>> begin

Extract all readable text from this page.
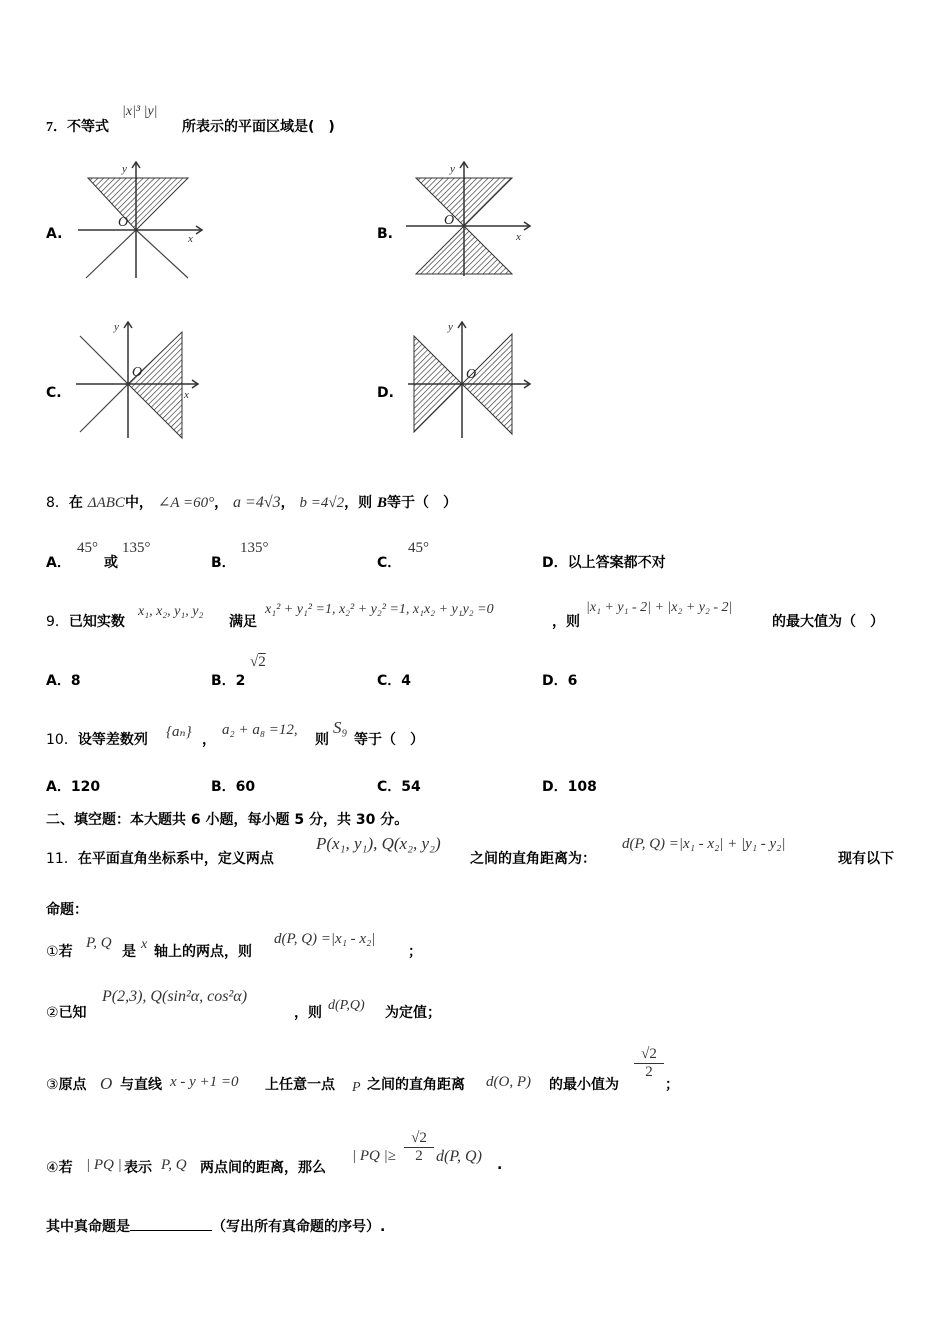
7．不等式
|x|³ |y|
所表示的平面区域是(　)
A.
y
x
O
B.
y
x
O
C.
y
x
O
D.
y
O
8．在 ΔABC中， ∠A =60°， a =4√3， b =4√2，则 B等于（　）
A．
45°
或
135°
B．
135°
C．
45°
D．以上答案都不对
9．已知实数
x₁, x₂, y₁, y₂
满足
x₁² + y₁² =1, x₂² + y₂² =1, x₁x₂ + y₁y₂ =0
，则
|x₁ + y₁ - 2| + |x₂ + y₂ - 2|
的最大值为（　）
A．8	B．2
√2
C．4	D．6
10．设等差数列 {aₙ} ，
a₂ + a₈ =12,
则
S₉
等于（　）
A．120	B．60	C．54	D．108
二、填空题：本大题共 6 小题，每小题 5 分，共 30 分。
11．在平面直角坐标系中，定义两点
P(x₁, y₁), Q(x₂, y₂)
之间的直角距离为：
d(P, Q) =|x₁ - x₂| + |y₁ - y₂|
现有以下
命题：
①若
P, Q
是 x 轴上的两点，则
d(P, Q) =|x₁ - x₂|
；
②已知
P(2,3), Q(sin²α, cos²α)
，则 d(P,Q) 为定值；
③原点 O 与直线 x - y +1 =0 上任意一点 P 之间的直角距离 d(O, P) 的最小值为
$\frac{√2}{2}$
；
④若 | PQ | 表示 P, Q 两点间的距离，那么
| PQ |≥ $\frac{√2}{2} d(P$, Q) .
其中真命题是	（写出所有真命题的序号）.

>> end

Copy out each line exactly, without the pictures.

• **Response to this exercise**
Extract all readable text from this page.
7．不等式
|x|³ |y|
所表示的平面区域是(　)
A.
y
x
O
B.
y
x
O
C.
y
x
O
D.
y
O
8．在 ΔABC中， ∠A =60°， a =4√3， b =4√2，则 B等于（　）
A．
45°
或
135°
B．
135°
C．
45°
D．以上答案都不对
9．已知实数
x₁, x₂, y₁, y₂
满足
x₁² + y₁² =1, x₂² + y₂² =1, x₁x₂ + y₁y₂ =0
，则
|x₁ + y₁ - 2| + |x₂ + y₂ - 2|
的最大值为（　）
A．8	B．2
√2
C．4	D．6
10．设等差数列 {aₙ} ，
a₂ + a₈ =12,
则
S₉
等于（　）
A．120	B．60	C．54	D．108
二、填空题：本大题共 6 小题，每小题 5 分，共 30 分。
11．在平面直角坐标系中，定义两点
P(x₁, y₁), Q(x₂, y₂)
之间的直角距离为：
d(P, Q) =|x₁ - x₂| + |y₁ - y₂|
现有以下
命题：
①若
P, Q
是 x 轴上的两点，则
d(P, Q) =|x₁ - x₂|
；
②已知
P(2,3), Q(sin²α, cos²α)
，则 d(P,Q) 为定值；
③原点 O 与直线 x - y +1 =0 上任意一点 P 之间的直角距离 d(O, P) 的最小值为
$\frac{√2}{2}$
；
④若 | PQ | 表示 P, Q 两点间的距离，那么
| PQ |≥ $\frac{√2}{2} d(P$, Q) .
其中真命题是	（写出所有真命题的序号）.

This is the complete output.